### What the task requires
Wherever the string "Model" appears, copy the whole line.

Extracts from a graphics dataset
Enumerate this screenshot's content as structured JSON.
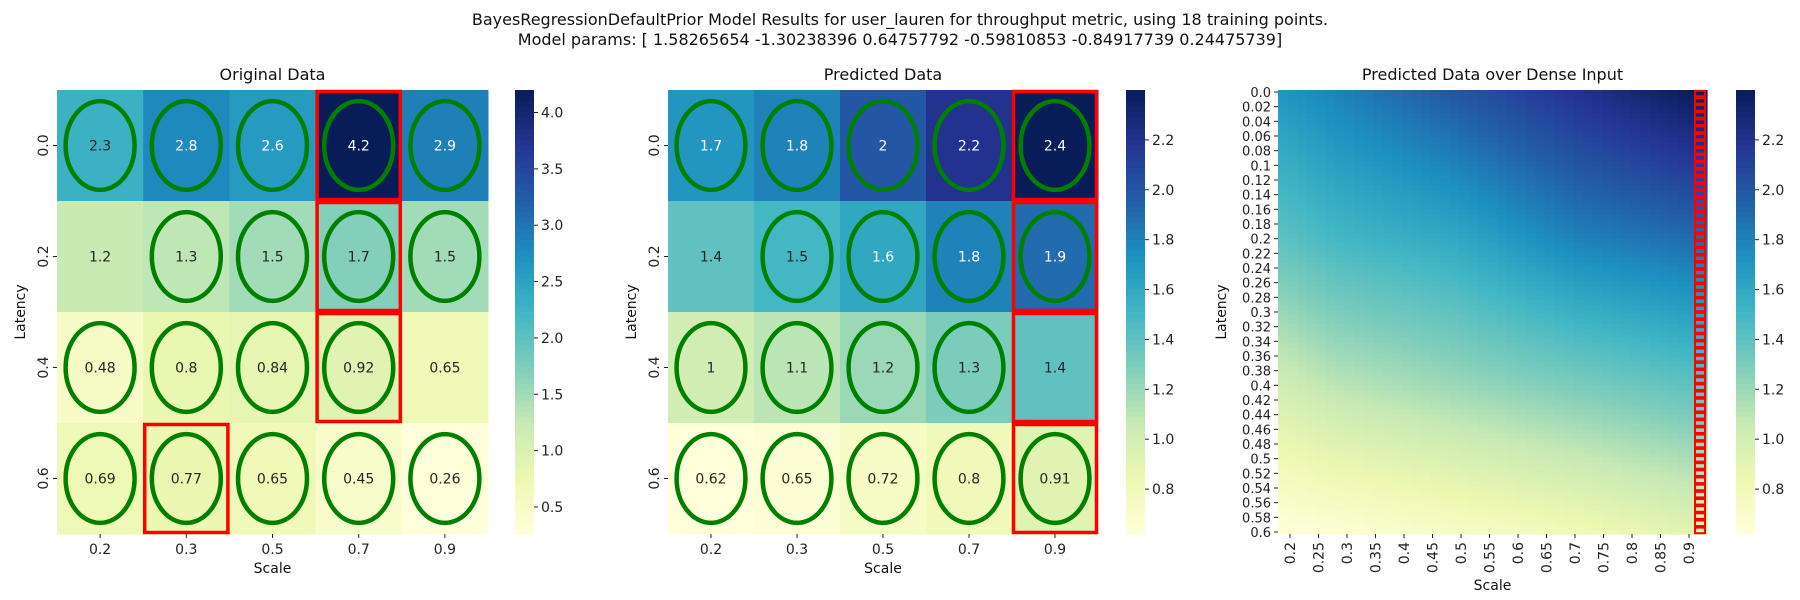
{
  "header": {
    "title_line1": "BayesRegressionDefaultPrior Model Results for user_lauren for throughput metric, using 18 training points.",
    "title_line2": "Model params: [ 1.58265654 -1.30238396  0.64757792 -0.59810853 -0.84917739  0.24475739]"
  },
  "colors": {
    "highlight_ellipse": "#008000",
    "highlight_box": "#ff0000",
    "colormap": "YlGnBu"
  },
  "chart_data": [
    {
      "type": "heatmap",
      "title": "Original Data",
      "xlabel": "Scale",
      "ylabel": "Latency",
      "x_categories": [
        "0.2",
        "0.3",
        "0.5",
        "0.7",
        "0.9"
      ],
      "y_categories": [
        "0.0",
        "0.2",
        "0.4",
        "0.6"
      ],
      "values": [
        [
          2.3,
          2.8,
          2.6,
          4.2,
          2.9
        ],
        [
          1.2,
          1.3,
          1.5,
          1.7,
          1.5
        ],
        [
          0.48,
          0.8,
          0.84,
          0.92,
          0.65
        ],
        [
          0.69,
          0.77,
          0.65,
          0.45,
          0.26
        ]
      ],
      "colorbar": {
        "min": 0.26,
        "max": 4.2,
        "ticks": [
          0.5,
          1.0,
          1.5,
          2.0,
          2.5,
          3.0,
          3.5,
          4.0
        ],
        "tick_labels": [
          "0.5",
          "1.0",
          "1.5",
          "2.0",
          "2.5",
          "3.0",
          "3.5",
          "4.0"
        ]
      },
      "ellipses": [
        [
          0,
          0
        ],
        [
          0,
          1
        ],
        [
          0,
          2
        ],
        [
          0,
          3
        ],
        [
          0,
          4
        ],
        [
          1,
          1
        ],
        [
          1,
          2
        ],
        [
          1,
          3
        ],
        [
          1,
          4
        ],
        [
          2,
          0
        ],
        [
          2,
          1
        ],
        [
          2,
          2
        ],
        [
          2,
          3
        ],
        [
          3,
          0
        ],
        [
          3,
          1
        ],
        [
          3,
          2
        ],
        [
          3,
          3
        ],
        [
          3,
          4
        ]
      ],
      "boxes": [
        [
          0,
          3
        ],
        [
          1,
          3
        ],
        [
          2,
          3
        ],
        [
          3,
          1
        ]
      ]
    },
    {
      "type": "heatmap",
      "title": "Predicted Data",
      "xlabel": "Scale",
      "ylabel": "Latency",
      "x_categories": [
        "0.2",
        "0.3",
        "0.5",
        "0.7",
        "0.9"
      ],
      "y_categories": [
        "0.0",
        "0.2",
        "0.4",
        "0.6"
      ],
      "values": [
        [
          1.7,
          1.8,
          2,
          2.2,
          2.4
        ],
        [
          1.4,
          1.5,
          1.6,
          1.8,
          1.9
        ],
        [
          1,
          1.1,
          1.2,
          1.3,
          1.4
        ],
        [
          0.62,
          0.65,
          0.72,
          0.8,
          0.91
        ]
      ],
      "colorbar": {
        "min": 0.62,
        "max": 2.4,
        "ticks": [
          0.8,
          1.0,
          1.2,
          1.4,
          1.6,
          1.8,
          2.0,
          2.2
        ],
        "tick_labels": [
          "0.8",
          "1.0",
          "1.2",
          "1.4",
          "1.6",
          "1.8",
          "2.0",
          "2.2"
        ]
      },
      "ellipses": [
        [
          0,
          0
        ],
        [
          0,
          1
        ],
        [
          0,
          2
        ],
        [
          0,
          3
        ],
        [
          0,
          4
        ],
        [
          1,
          1
        ],
        [
          1,
          2
        ],
        [
          1,
          3
        ],
        [
          1,
          4
        ],
        [
          2,
          0
        ],
        [
          2,
          1
        ],
        [
          2,
          2
        ],
        [
          2,
          3
        ],
        [
          3,
          0
        ],
        [
          3,
          1
        ],
        [
          3,
          2
        ],
        [
          3,
          3
        ],
        [
          3,
          4
        ]
      ],
      "boxes": [
        [
          0,
          4
        ],
        [
          1,
          4
        ],
        [
          2,
          4
        ],
        [
          3,
          4
        ]
      ]
    },
    {
      "type": "heatmap",
      "title": "Predicted Data over Dense Input",
      "xlabel": "Scale",
      "ylabel": "Latency",
      "x_tick_labels": [
        "0.2",
        "0.25",
        "0.3",
        "0.35",
        "0.4",
        "0.45",
        "0.5",
        "0.55",
        "0.6",
        "0.65",
        "0.7",
        "0.75",
        "0.8",
        "0.85",
        "0.9"
      ],
      "y_tick_labels": [
        "0.0",
        "0.02",
        "0.04",
        "0.06",
        "0.08",
        "0.1",
        "0.12",
        "0.14",
        "0.16",
        "0.18",
        "0.2",
        "0.22",
        "0.24",
        "0.26",
        "0.28",
        "0.3",
        "0.32",
        "0.34",
        "0.36",
        "0.38",
        "0.4",
        "0.42",
        "0.44",
        "0.46",
        "0.48",
        "0.5",
        "0.52",
        "0.54",
        "0.56",
        "0.58",
        "0.6"
      ],
      "x_range": [
        0.2,
        0.92
      ],
      "y_range": [
        0.0,
        0.6
      ],
      "colorbar": {
        "min": 0.62,
        "max": 2.4,
        "ticks": [
          0.8,
          1.0,
          1.2,
          1.4,
          1.6,
          1.8,
          2.0,
          2.2
        ],
        "tick_labels": [
          "0.8",
          "1.0",
          "1.2",
          "1.4",
          "1.6",
          "1.8",
          "2.0",
          "2.2"
        ]
      },
      "highlight_column_x": 0.92
    }
  ]
}
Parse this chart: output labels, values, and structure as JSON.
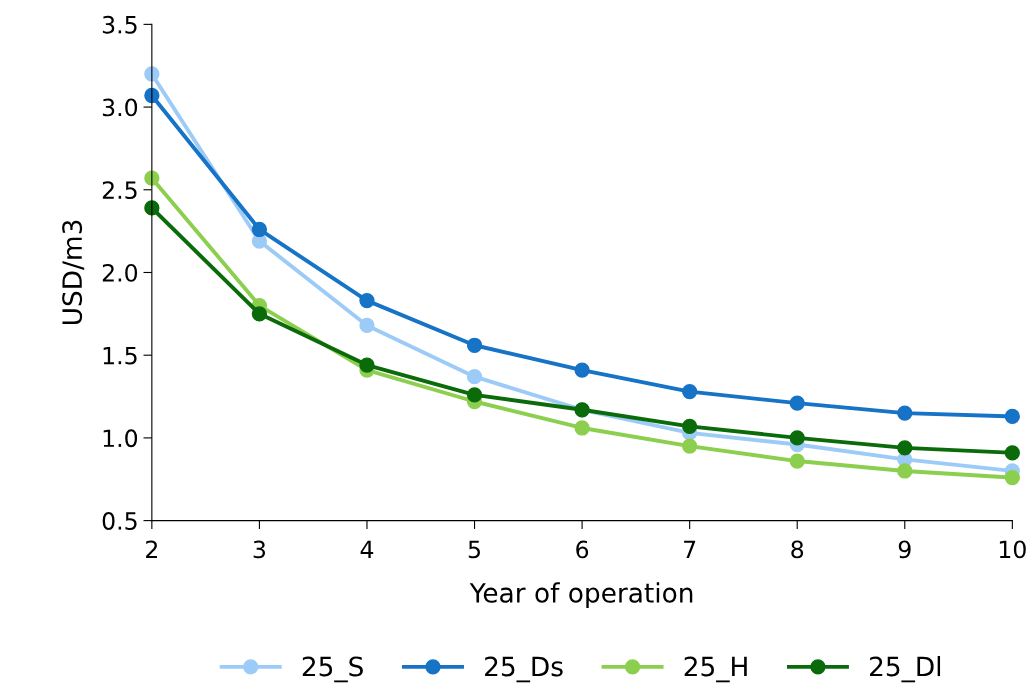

### Complete output
    "title_line1": "BayesRegressionDefaultPrior Model Results for user_lauren for throughput metric, using 18 training points.",
    "title_line2": "Model params: [ 1.58265654 -1.30238396  0.64757792 -0.59810853 -0.84917739  0.24475739]"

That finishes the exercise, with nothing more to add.